== TASK PROMPT ==
Skip the pictures. Copy all the rest of the records down exactly.

== DATA TO USE ==
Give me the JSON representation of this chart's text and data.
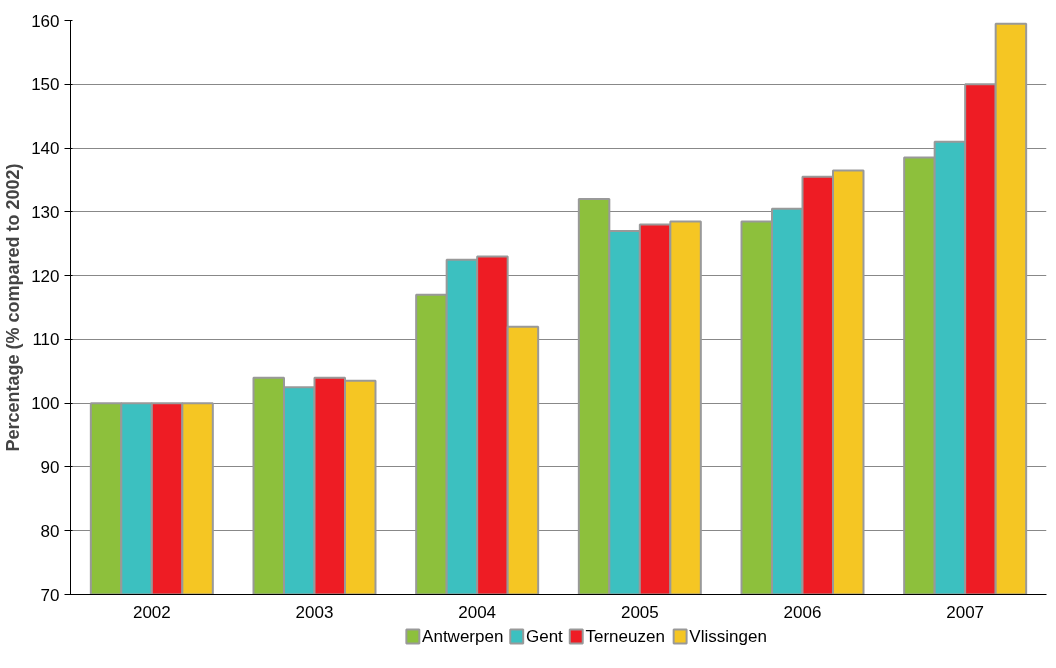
{
  "chart_data": {
    "type": "bar",
    "ylabel": "Percentage (% compared to 2002)",
    "categories": [
      "2002",
      "2003",
      "2004",
      "2005",
      "2006",
      "2007"
    ],
    "series": [
      {
        "name": "Antwerpen",
        "color": "#8dc03c",
        "values": [
          100,
          104,
          117,
          132,
          128.5,
          138.5
        ]
      },
      {
        "name": "Gent",
        "color": "#3cc0c0",
        "values": [
          100,
          102.5,
          122.5,
          127,
          130.5,
          141
        ]
      },
      {
        "name": "Terneuzen",
        "color": "#ee1c24",
        "values": [
          100,
          104,
          123,
          128,
          135.5,
          150
        ]
      },
      {
        "name": "Vlissingen",
        "color": "#f5c623",
        "values": [
          100,
          103.5,
          112,
          128.5,
          136.5,
          159.5
        ]
      }
    ],
    "ylim": [
      70,
      160
    ],
    "yticks": [
      70,
      80,
      90,
      100,
      110,
      120,
      130,
      140,
      150,
      160
    ],
    "grid": "y",
    "legend": "bottom"
  }
}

== THE RESPONSE ==
Give me the JSON representation of this chart's text and data.
{
  "chart_data": {
    "type": "bar",
    "ylabel": "Percentage (% compared to 2002)",
    "categories": [
      "2002",
      "2003",
      "2004",
      "2005",
      "2006",
      "2007"
    ],
    "series": [
      {
        "name": "Antwerpen",
        "color": "#8dc03c",
        "values": [
          100,
          104,
          117,
          132,
          128.5,
          138.5
        ]
      },
      {
        "name": "Gent",
        "color": "#3cc0c0",
        "values": [
          100,
          102.5,
          122.5,
          127,
          130.5,
          141
        ]
      },
      {
        "name": "Terneuzen",
        "color": "#ee1c24",
        "values": [
          100,
          104,
          123,
          128,
          135.5,
          150
        ]
      },
      {
        "name": "Vlissingen",
        "color": "#f5c623",
        "values": [
          100,
          103.5,
          112,
          128.5,
          136.5,
          159.5
        ]
      }
    ],
    "ylim": [
      70,
      160
    ],
    "yticks": [
      70,
      80,
      90,
      100,
      110,
      120,
      130,
      140,
      150,
      160
    ],
    "grid": "y",
    "legend": "bottom"
  }
}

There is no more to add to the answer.